- **THE PROBLEM**
Retype the records below word for word and omit any image.

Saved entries

——

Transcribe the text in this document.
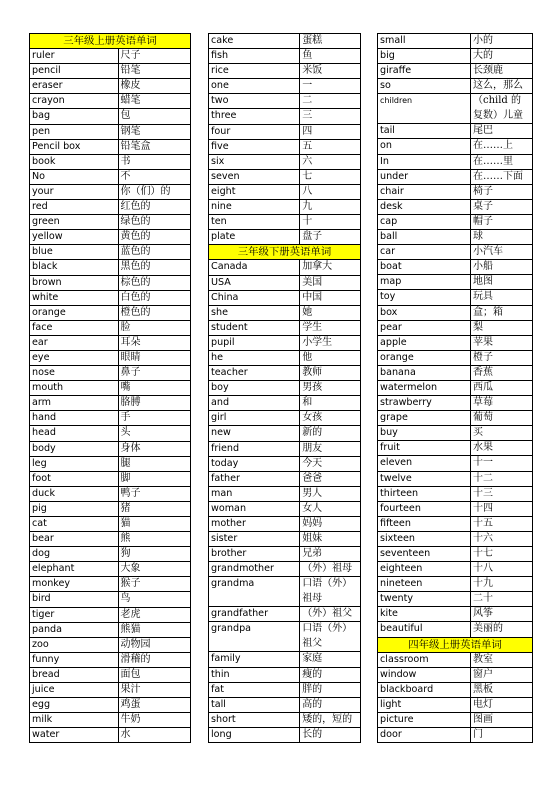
三年级上册英语单词	
ruler	尺子
pencil	铅笔
eraser	橡皮
crayon	蜡笔
bag	包
pen	钢笔
Pencil box	铅笔盒
book	书
No	不
your	你（们）的
red	红色的
green	绿色的
yellow	黄色的
blue	蓝色的
black	黑色的
brown	棕色的
white	白色的
orange	橙色的
face	脸
ear	耳朵
eye	眼睛
nose	鼻子
mouth	嘴
arm	胳膊
hand	手
head	头
body	身体
leg	腿
foot	脚
duck	鸭子
pig	猪
cat	猫
bear	熊
dog	狗
elephant	大象
monkey	猴子
bird	鸟
tiger	老虎
panda	熊猫
zoo	动物园
funny	滑稽的
bread	面包
juice	果汁
egg	鸡蛋
milk	牛奶
water	水
cake	蛋糕
fish	鱼
rice	米饭
one	一
two	二
three	三
four	四
five	五
six	六
seven	七
eight	八
nine	九
ten	十
plate	盘子
三年级下册英语单词	
Canada	加拿大
USA	美国
China	中国
she	她
student	学生
pupil	小学生
he	他
teacher	教师
boy	男孩
and	和
girl	女孩
new	新的
friend	朋友
today	今天
father	爸爸
man	男人
woman	女人
mother	妈妈
sister	姐妹
brother	兄弟
grandmother	（外）祖母
grandma	口语（外）祖母
grandfather	（外）祖父
grandpa	口语（外）祖父
family	家庭
thin	瘦的
fat	胖的
tall	高的
short	矮的，短的
long	长的
small	小的
big	大的
giraffe	长颈鹿
so	这么，那么
children	（child 的复数）儿童
tail	尾巴
on	在……上
In	在……里
under	在……下面
chair	椅子
desk	桌子
cap	帽子
ball	球
car	小汽车
boat	小船
map	地图
toy	玩具
box	盒；箱
pear	梨
apple	苹果
orange	橙子
banana	香蕉
watermelon	西瓜
strawberry	草莓
grape	葡萄
buy	买
fruit	水果
eleven	十一
twelve	十二
thirteen	十三
fourteen	十四
fifteen	十五
sixteen	十六
seventeen	十七
eighteen	十八
nineteen	十九
twenty	二十
kite	风筝
beautiful	美丽的
四年级上册英语单词	
classroom	教室
window	窗户
blackboard	黑板
light	电灯
picture	图画
door	门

——

- **RESPONSE TO THE EXERCISE**
Transcribe the text in this document.
三年级上册英语单词	
ruler	尺子
pencil	铅笔
eraser	橡皮
crayon	蜡笔
bag	包
pen	钢笔
Pencil box	铅笔盒
book	书
No	不
your	你（们）的
red	红色的
green	绿色的
yellow	黄色的
blue	蓝色的
black	黑色的
brown	棕色的
white	白色的
orange	橙色的
face	脸
ear	耳朵
eye	眼睛
nose	鼻子
mouth	嘴
arm	胳膊
hand	手
head	头
body	身体
leg	腿
foot	脚
duck	鸭子
pig	猪
cat	猫
bear	熊
dog	狗
elephant	大象
monkey	猴子
bird	鸟
tiger	老虎
panda	熊猫
zoo	动物园
funny	滑稽的
bread	面包
juice	果汁
egg	鸡蛋
milk	牛奶
water	水
cake	蛋糕
fish	鱼
rice	米饭
one	一
two	二
three	三
four	四
five	五
six	六
seven	七
eight	八
nine	九
ten	十
plate	盘子
三年级下册英语单词	
Canada	加拿大
USA	美国
China	中国
she	她
student	学生
pupil	小学生
he	他
teacher	教师
boy	男孩
and	和
girl	女孩
new	新的
friend	朋友
today	今天
father	爸爸
man	男人
woman	女人
mother	妈妈
sister	姐妹
brother	兄弟
grandmother	（外）祖母
grandma	口语（外）祖母
grandfather	（外）祖父
grandpa	口语（外）祖父
family	家庭
thin	瘦的
fat	胖的
tall	高的
short	矮的，短的
long	长的
small	小的
big	大的
giraffe	长颈鹿
so	这么，那么
children	（child 的复数）儿童
tail	尾巴
on	在……上
In	在……里
under	在……下面
chair	椅子
desk	桌子
cap	帽子
ball	球
car	小汽车
boat	小船
map	地图
toy	玩具
box	盒；箱
pear	梨
apple	苹果
orange	橙子
banana	香蕉
watermelon	西瓜
strawberry	草莓
grape	葡萄
buy	买
fruit	水果
eleven	十一
twelve	十二
thirteen	十三
fourteen	十四
fifteen	十五
sixteen	十六
seventeen	十七
eighteen	十八
nineteen	十九
twenty	二十
kite	风筝
beautiful	美丽的
四年级上册英语单词	
classroom	教室
window	窗户
blackboard	黑板
light	电灯
picture	图画
door	门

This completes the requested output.